Page extract ▸
The Cultural Kernel and the Transnational Subject: Meena Alexander

A while back Stuart and I agreed that celebrating Women's History Month needn't be a purely American thing, nor a thing reserved purely for historians, so I thought I would post a bit about some recent work I've been doing on American, transnational poet, Meena Alexander:


My interest in her work is quite recent, so I am definitely not an expert on her poetry or scholarly practice yet, but I am currently reading as much as I can of her and on her work. The whole thing started, as it often does, with three apparently unrelated incidents.

First off, the launch of the excellent journal on poetry, Studio - which featured Meena Alexander in their very first issue. They reprint a lot of good selections from her 2004 collection, Raw Silk, as well as supplementary material in the form of a very rich talk on those poems and their writing which Alexander gave at Shippensberg U., and later at Dartmouth - titled "Fragile Places: A Poet’s Notebook".

Second, I was asked to be the external examiner for a superb MA-thesis on Indian, transnational poetry in English. The student had done a beautiful job in presenting his findings, had a good grasp of theory and of close reading, so we of course gave him the top grade available. One of his subjects was the poetry of Meena Alexander, which he read as an example of what Homi Bhabha calls unhomely texts.

Third (and according to Freud, the uncanny part of repetition is when things repeat themselves not once, but twice), I received a call for papers from a friend of mine who regularly puts on great conferences with themes such as 'Chaos and Order', or 'Pluralities of Interpretation'. This time Daniel in Reims wanted papers on what he proposed to call the 'Cultural Kernel', asking/stating provocatively: “The question is: how can we determine when our understanding of a literary work stops? There always seems to be a gap that cannot be bridged, a kernel that will always resist us.” For me it seemed a short leap to start thinking of Alexander as a producer of texts that ought to, for me at least, have a number of culturally specific elements that might be investigated as 'kernels' resisting interpretation. Thus, I was all set to propose a paper on her work, and I was accepted and in fact presented my work last week in France...

Even a cursory glance at Alexander's bio will peak your interest in her: She was born in Allahabad in 1951 to Syrian Christian parents, raised in the Sudan, educated in English-speaking contexts there (BA in English and French from Khartoum University) and in Nottingham, England (PhD in English), returned to India for a number of years, married another Indian academic, and is now residing in the USA, where she is a Distinguished Professor at Hunter College and CUNY in NYC. Her linguistic history is, if possible even more fascinating: Mother tongue: Malayalam, with a knowledge of Hindi on the side - in Khartoum, exposure to Arabic and French - after return to India, exposure to other Indian languages - throughout a tendency to exploit English as lingua franca, but not stopping at that: developing an acute poetic ability in that language too...

Given problem ▸
Update the post on Meena Alexander from "First off, the" to "calls unhomely texts." by substituting "master's thesis" for "MA-thesis". The items that follow this post are not required.

Items from a data source:

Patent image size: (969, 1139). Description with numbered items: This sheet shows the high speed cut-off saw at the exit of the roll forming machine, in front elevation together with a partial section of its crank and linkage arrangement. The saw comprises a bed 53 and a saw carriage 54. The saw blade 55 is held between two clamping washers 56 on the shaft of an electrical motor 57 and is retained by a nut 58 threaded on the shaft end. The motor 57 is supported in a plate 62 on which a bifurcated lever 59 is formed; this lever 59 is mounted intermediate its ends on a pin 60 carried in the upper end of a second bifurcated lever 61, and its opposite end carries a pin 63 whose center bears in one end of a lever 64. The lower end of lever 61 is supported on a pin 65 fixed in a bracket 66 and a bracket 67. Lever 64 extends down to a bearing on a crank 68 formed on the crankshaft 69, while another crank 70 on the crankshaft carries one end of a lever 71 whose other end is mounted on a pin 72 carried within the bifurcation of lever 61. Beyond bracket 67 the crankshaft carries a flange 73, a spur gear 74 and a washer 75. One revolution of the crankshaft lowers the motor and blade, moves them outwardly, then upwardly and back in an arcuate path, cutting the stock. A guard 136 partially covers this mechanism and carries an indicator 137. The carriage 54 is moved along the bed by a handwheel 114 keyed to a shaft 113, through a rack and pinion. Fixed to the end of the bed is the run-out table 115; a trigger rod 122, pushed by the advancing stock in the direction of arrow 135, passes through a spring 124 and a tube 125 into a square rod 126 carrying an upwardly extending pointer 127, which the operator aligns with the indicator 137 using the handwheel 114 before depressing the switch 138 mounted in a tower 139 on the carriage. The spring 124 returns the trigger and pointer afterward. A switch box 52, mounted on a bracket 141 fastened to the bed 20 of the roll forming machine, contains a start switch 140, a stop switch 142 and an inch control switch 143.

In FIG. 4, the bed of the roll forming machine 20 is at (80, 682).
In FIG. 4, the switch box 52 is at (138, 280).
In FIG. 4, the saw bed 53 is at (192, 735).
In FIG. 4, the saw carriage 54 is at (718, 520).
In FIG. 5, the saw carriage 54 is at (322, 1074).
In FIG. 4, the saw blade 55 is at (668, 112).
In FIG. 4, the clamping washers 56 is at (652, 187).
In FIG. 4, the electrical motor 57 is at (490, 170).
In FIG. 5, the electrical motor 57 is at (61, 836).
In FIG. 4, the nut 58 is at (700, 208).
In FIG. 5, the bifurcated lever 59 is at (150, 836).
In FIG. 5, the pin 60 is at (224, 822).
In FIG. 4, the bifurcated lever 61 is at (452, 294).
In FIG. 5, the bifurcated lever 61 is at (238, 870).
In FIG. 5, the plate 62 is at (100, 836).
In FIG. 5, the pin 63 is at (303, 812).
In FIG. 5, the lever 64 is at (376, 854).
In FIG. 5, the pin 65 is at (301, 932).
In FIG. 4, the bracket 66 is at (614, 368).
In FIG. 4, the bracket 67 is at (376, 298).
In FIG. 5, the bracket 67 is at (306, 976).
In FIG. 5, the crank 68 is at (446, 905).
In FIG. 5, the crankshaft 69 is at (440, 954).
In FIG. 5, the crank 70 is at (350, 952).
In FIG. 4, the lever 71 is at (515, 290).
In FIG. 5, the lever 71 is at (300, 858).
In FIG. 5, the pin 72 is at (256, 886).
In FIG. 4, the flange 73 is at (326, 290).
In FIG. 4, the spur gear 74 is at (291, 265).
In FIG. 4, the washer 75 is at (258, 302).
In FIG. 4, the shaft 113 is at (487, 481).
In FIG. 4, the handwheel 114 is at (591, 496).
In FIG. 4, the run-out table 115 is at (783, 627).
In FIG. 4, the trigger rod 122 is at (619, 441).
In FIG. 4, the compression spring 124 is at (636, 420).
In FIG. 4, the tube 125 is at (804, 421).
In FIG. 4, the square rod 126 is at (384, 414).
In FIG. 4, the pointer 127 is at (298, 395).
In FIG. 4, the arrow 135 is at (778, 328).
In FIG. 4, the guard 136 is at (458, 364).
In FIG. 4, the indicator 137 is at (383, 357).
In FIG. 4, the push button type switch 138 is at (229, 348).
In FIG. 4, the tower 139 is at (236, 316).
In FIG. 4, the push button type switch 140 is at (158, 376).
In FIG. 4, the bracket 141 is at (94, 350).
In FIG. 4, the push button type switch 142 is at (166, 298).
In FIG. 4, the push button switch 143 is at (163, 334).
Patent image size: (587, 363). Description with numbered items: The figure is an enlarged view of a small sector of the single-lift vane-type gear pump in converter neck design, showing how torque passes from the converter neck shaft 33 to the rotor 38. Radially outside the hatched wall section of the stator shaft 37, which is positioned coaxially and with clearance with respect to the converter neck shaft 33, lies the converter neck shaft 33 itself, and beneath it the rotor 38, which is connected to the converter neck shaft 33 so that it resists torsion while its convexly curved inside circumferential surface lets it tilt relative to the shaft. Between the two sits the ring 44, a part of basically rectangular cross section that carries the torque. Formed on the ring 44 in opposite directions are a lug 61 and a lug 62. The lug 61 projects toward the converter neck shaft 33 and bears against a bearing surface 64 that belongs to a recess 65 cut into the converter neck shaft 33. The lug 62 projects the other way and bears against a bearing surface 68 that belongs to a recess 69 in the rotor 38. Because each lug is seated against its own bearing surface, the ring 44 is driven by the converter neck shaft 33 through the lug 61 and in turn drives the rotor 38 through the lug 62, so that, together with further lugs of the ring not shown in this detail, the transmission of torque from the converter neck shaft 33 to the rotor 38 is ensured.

Solution below ▸
First off, the launch of the excellent journal on poetry, Studio - which featured Meena Alexander in their very first issue. They reprint a lot of good selections from her 2004 collection, Raw Silk, as well as supplementary material in the form of a very rich talk on those poems and their writing which Alexander gave at Shippensberg U., and later at Dartmouth - titled "Fragile Places: A Poet’s Notebook".

Second, I was asked to be the external examiner for a superb master's thesis on Indian, transnational poetry in English. The student had done a beautiful job in presenting his findings, had a good grasp of theory and of close reading, so we of course gave him the top grade available. One of his subjects was the poetry of Meena Alexander, which he read as an example of what Homi Bhabha calls unhomely texts.